Task brief: Retype every line of the material below exactly as it appears, from start to finish.

Dataset items:
+ + + + + + +
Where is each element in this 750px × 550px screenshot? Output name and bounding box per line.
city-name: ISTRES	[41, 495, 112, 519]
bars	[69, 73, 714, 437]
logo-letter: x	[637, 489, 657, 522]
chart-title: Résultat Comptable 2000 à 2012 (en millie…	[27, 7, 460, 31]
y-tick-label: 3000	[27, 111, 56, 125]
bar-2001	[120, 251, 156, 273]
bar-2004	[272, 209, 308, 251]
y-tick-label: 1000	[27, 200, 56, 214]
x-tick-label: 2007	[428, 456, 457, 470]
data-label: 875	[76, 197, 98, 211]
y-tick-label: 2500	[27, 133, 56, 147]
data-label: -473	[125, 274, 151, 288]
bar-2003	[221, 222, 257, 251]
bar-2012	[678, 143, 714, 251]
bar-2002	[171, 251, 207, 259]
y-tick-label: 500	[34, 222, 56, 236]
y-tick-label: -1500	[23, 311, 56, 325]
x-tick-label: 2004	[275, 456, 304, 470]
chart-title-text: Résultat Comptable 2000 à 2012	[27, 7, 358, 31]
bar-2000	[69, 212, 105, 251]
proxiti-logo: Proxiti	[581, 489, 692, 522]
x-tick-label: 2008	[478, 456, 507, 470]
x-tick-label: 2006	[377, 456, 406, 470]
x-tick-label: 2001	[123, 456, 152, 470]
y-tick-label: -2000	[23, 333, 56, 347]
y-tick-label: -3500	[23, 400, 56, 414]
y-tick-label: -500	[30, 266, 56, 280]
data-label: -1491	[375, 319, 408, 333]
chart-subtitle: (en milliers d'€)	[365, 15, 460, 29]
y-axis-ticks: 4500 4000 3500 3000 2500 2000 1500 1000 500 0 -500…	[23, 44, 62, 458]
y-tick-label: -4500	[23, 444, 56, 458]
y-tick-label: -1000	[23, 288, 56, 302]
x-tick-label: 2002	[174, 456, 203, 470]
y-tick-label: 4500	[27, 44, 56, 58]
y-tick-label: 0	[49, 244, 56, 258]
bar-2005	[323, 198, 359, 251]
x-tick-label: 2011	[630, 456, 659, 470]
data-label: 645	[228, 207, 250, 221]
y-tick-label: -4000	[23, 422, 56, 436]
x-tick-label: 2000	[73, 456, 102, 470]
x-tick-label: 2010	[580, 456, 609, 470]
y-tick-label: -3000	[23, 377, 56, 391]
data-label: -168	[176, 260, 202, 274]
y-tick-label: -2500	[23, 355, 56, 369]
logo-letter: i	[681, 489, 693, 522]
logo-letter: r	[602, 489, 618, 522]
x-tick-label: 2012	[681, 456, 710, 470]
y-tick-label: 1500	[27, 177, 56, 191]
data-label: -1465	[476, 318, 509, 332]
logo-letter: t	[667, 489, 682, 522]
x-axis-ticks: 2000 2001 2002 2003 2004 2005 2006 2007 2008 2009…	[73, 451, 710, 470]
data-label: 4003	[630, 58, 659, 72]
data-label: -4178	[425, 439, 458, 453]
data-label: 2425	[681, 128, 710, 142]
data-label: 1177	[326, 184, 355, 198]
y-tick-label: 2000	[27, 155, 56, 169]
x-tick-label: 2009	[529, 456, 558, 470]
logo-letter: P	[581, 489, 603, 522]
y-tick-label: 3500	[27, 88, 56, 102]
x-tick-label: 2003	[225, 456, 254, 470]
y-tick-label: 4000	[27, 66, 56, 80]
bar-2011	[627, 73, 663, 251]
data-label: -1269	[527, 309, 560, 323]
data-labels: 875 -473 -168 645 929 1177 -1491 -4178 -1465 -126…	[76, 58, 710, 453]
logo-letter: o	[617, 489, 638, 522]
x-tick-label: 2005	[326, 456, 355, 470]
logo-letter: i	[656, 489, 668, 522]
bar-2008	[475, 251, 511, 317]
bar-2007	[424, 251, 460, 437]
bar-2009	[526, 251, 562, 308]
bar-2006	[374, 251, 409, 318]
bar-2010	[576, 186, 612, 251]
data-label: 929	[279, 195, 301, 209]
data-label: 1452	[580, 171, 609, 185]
+ + + + + + +
Response:
Where is each element in this 750px × 550px screenshot? Output name and bounding box per line.
city-name: ISTRES	[41, 495, 112, 519]
bars	[69, 73, 714, 437]
logo-letter: x	[637, 489, 657, 522]
chart-title: Résultat Comptable 2000 à 2012 (en millie…	[27, 7, 460, 31]
y-tick-label: 3000	[27, 111, 56, 125]
bar-2001	[120, 251, 156, 273]
bar-2004	[272, 209, 308, 251]
y-tick-label: 1000	[27, 200, 56, 214]
x-tick-label: 2007	[428, 456, 457, 470]
data-label: 875	[76, 197, 98, 211]
y-tick-label: 2500	[27, 133, 56, 147]
data-label: -473	[125, 274, 151, 288]
bar-2003	[221, 222, 257, 251]
bar-2012	[678, 143, 714, 251]
bar-2002	[171, 251, 207, 259]
y-tick-label: 500	[34, 222, 56, 236]
y-tick-label: -1500	[23, 311, 56, 325]
x-tick-label: 2004	[275, 456, 304, 470]
chart-title-text: Résultat Comptable 2000 à 2012	[27, 7, 358, 31]
bar-2000	[69, 212, 105, 251]
proxiti-logo: Proxiti	[581, 489, 692, 522]
x-tick-label: 2008	[478, 456, 507, 470]
x-tick-label: 2006	[377, 456, 406, 470]
x-tick-label: 2001	[123, 456, 152, 470]
y-tick-label: -2000	[23, 333, 56, 347]
y-tick-label: -3500	[23, 400, 56, 414]
y-tick-label: -500	[30, 266, 56, 280]
data-label: -1491	[375, 319, 408, 333]
chart-subtitle: (en milliers d'€)	[365, 15, 460, 29]
y-axis-ticks: 4500 4000 3500 3000 2500 2000 1500 1000 500 0 -500…	[23, 44, 62, 458]
y-tick-label: -4500	[23, 444, 56, 458]
y-tick-label: -1000	[23, 288, 56, 302]
x-tick-label: 2002	[174, 456, 203, 470]
y-tick-label: 4500	[27, 44, 56, 58]
y-tick-label: 0	[49, 244, 56, 258]
bar-2005	[323, 198, 359, 251]
x-tick-label: 2011	[630, 456, 659, 470]
data-label: 645	[228, 207, 250, 221]
y-tick-label: -4000	[23, 422, 56, 436]
x-tick-label: 2000	[73, 456, 102, 470]
x-tick-label: 2010	[580, 456, 609, 470]
y-tick-label: -3000	[23, 377, 56, 391]
data-label: -168	[176, 260, 202, 274]
y-tick-label: -2500	[23, 355, 56, 369]
logo-letter: i	[681, 489, 693, 522]
logo-letter: r	[602, 489, 618, 522]
x-tick-label: 2012	[681, 456, 710, 470]
y-tick-label: 1500	[27, 177, 56, 191]
data-label: -1465	[476, 318, 509, 332]
logo-letter: t	[667, 489, 682, 522]
x-axis-ticks: 2000 2001 2002 2003 2004 2005 2006 2007 2008 2009…	[73, 451, 710, 470]
data-label: 4003	[630, 58, 659, 72]
data-label: -4178	[425, 439, 458, 453]
data-label: 2425	[681, 128, 710, 142]
data-label: 1177	[326, 184, 355, 198]
y-tick-label: 2000	[27, 155, 56, 169]
x-tick-label: 2009	[529, 456, 558, 470]
logo-letter: P	[581, 489, 603, 522]
y-tick-label: 3500	[27, 88, 56, 102]
x-tick-label: 2003	[225, 456, 254, 470]
y-tick-label: 4000	[27, 66, 56, 80]
bar-2011	[627, 73, 663, 251]
data-label: -1269	[527, 309, 560, 323]
data-labels: 875 -473 -168 645 929 1177 -1491 -4178 -1465 -126…	[76, 58, 710, 453]
logo-letter: o	[617, 489, 638, 522]
x-tick-label: 2005	[326, 456, 355, 470]
logo-letter: i	[656, 489, 668, 522]
bar-2008	[475, 251, 511, 317]
bar-2007	[424, 251, 460, 437]
bar-2009	[526, 251, 562, 308]
bar-2006	[374, 251, 409, 318]
bar-2010	[576, 186, 612, 251]
data-label: 929	[279, 195, 301, 209]
data-label: 1452	[580, 171, 609, 185]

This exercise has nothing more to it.